Das nicht-orthodoxe Judentum sieht die Offenbarung als einen
fortschreitenden („progressiven”) Dialog des Volkes Gottes mit seinem Gott. Im nicht-orthodoxen Judentum wird die Thora heute mit Hilfe erkenntnistheoretischer Kriterien gedeutet. Das Gewissen,
die Vernunft, ethische Überlegungen, Erkenntnisse der Natur-, Geistes- und Sozialwissenschaften beschränken die Bedeutung und die Auswirkung der Gebote und Verbote der Thora.
Die jüdische progressive Zivilisation ist in der Zeit von
Menschenrechten, demokratischen Entscheidungen und Naturwissenschaften vor allem um die Einhaltung der Moralgesetze bemüht. Sie glaubt nicht, dass der Tanach, die Thora das unabänderliche Wort
Gottes ist, aber dass diese im Kern göttlich inspiriert sind. Die Offenbarung ist ein fortschreitender Prozess. Gott offenbart die Inhalte seines Willens und seiner Gebote jeder Generation neu.
Diese Haltung macht es möglich, die tradierte jüdische Rechtspraxis dort zu ändern, wo sie nach progressiver Auffassung den ethischen Normen des Judentums nicht mehr entspricht. Dazu zählen
bestimmte Regeln in Bezug auf Scheidung, Mamser (d.h. ein aus einer inzestuösen oder ehebrecherischen Beziehung stammendes Kind), Kohanim (Priester), Homosexuelle etc. und vor allem die volle
religiöse Gleichberechtigung von Frauen. Die Ausführung der Mitzwot wird in die verantwortliche Entscheidung des Einzelnen gestellt.
Das progressive Judentum bestimmt für sich Teile der Tradition, die immerwährende Bedeutung haben, getrennt von solchen, die zeitbedingt und relativ sind. Wertelemente der jüdischen Tradition und des Judentums von Dauer sind der Schabbat, das Streben nach Gerechtigkeit und die Heiligkeit des Lebens. Zeitbezügliche, relative Wertelemente sind zum Beispiel das Tempelopfer und die unbedingte Macht des Mannes über seine Frau (als juristische Sache).

Angezeigte Daten |
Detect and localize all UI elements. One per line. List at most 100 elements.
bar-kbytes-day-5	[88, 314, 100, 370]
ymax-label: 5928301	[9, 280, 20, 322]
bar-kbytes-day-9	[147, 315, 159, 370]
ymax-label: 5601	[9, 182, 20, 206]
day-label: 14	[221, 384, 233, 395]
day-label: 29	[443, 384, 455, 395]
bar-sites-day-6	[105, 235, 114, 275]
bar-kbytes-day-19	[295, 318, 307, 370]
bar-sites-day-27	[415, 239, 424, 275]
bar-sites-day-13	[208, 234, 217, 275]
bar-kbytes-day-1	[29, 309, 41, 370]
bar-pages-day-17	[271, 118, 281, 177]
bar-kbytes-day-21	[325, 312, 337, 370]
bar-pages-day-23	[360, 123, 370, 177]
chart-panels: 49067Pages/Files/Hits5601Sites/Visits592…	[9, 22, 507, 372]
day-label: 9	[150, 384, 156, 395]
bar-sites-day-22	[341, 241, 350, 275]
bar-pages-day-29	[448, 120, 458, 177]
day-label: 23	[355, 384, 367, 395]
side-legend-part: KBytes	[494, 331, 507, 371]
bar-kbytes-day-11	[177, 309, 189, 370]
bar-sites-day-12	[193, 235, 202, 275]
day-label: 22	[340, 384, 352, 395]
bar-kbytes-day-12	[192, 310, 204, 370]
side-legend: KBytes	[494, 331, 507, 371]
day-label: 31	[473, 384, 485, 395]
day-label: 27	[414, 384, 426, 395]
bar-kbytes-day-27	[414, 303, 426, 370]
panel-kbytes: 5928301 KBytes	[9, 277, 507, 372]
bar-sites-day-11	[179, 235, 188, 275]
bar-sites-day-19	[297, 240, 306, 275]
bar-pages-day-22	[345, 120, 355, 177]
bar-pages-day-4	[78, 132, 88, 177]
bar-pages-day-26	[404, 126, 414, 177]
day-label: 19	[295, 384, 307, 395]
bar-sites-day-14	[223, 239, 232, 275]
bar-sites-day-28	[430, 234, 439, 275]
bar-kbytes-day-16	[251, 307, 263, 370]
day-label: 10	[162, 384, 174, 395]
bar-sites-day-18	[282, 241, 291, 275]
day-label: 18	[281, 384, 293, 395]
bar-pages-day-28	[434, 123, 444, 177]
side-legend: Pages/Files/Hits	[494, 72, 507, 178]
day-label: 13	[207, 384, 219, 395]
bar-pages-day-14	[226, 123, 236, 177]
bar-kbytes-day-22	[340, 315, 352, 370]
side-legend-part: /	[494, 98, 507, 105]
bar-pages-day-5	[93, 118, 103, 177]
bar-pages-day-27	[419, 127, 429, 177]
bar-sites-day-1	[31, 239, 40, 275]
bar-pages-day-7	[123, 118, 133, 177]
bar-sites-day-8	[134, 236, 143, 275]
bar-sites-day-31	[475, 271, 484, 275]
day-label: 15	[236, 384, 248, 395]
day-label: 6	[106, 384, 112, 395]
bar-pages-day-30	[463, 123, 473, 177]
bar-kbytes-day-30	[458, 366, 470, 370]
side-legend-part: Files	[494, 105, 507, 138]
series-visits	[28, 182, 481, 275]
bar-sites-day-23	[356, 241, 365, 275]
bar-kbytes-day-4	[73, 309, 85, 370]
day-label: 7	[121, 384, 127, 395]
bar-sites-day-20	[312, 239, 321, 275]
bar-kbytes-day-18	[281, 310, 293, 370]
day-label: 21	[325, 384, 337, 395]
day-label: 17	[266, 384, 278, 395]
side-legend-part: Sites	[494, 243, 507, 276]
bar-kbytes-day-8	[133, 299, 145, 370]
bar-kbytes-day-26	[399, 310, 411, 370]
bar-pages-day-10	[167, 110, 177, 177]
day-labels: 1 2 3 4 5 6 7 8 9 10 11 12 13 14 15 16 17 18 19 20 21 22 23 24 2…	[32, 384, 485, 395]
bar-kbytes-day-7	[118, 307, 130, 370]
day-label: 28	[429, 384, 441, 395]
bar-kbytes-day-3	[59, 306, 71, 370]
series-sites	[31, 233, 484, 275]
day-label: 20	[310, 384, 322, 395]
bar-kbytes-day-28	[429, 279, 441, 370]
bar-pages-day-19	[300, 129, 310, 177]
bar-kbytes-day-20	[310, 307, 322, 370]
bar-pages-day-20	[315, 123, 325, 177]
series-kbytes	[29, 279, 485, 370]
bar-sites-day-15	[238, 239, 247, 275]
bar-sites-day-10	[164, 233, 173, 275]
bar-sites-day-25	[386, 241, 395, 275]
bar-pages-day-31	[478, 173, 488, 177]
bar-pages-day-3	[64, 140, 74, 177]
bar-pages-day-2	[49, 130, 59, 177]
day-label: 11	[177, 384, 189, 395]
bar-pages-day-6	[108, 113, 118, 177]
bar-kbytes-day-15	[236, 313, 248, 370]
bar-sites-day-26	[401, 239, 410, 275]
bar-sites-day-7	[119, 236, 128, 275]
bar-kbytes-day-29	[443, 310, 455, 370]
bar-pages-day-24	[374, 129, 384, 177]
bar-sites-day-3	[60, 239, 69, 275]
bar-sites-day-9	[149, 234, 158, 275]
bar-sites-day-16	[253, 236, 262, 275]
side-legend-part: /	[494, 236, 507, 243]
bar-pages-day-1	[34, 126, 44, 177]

Anforderungen |
1. Welche Wertelemente von Dauer nennt der Text über das progressive Judentum?
2. Knüpfen Sie an den Text über das progressive Judentum an und schreiben Sie ihn im Anschluss an seinen letzten Satz weiter.

Die Lösungen |
1. Der Schabbat, das Streben nach Gerechtigkeit und die Heiligkeit des Lebens.

2.
Das Alte Testament (AT) ist dreigegliedert, wie der Tanach. Der Pentateuch eröffnet die christliche Bibel, wie den Tanach. Dabei bildet die Thora jedoch keine
eigene Einheit, sondern ist meist mit den vorderen Propheten (Josua, Richter, Samuel, Könige) und den Büchern Ruth, Chronik, Esra, Nehemia und Ester als Gruppe der Geschichtsbücher
sortiert. Die katholische Kirche zählt zu den Geschichtsbüchern noch die Bücher Tobit und Judith, die nicht Teil der hebräischen Bibel sind. In anderer Reihenfolge bezüglich des
Tanach folgen im AT die Schriften (Ketubim) und dann nur die hinteren Propheten (Neviim). Mit der abweichenden Sortierung gehen im Christentum Abweichungen des Verständnisses des
Pentateuchs einher. Die fünf Bücher Mose werden nicht mehr als Lehre, Gesetz gelesen, sondern als Geschichtsbücher. Es stehen im Christentum nicht mehr die Lehren und Gesetze im
Vordergrund, sondern die Verheißungen – besonders die Abraham-Verheißung – und die Erzählungen von Gottes geschichtlichem Handeln.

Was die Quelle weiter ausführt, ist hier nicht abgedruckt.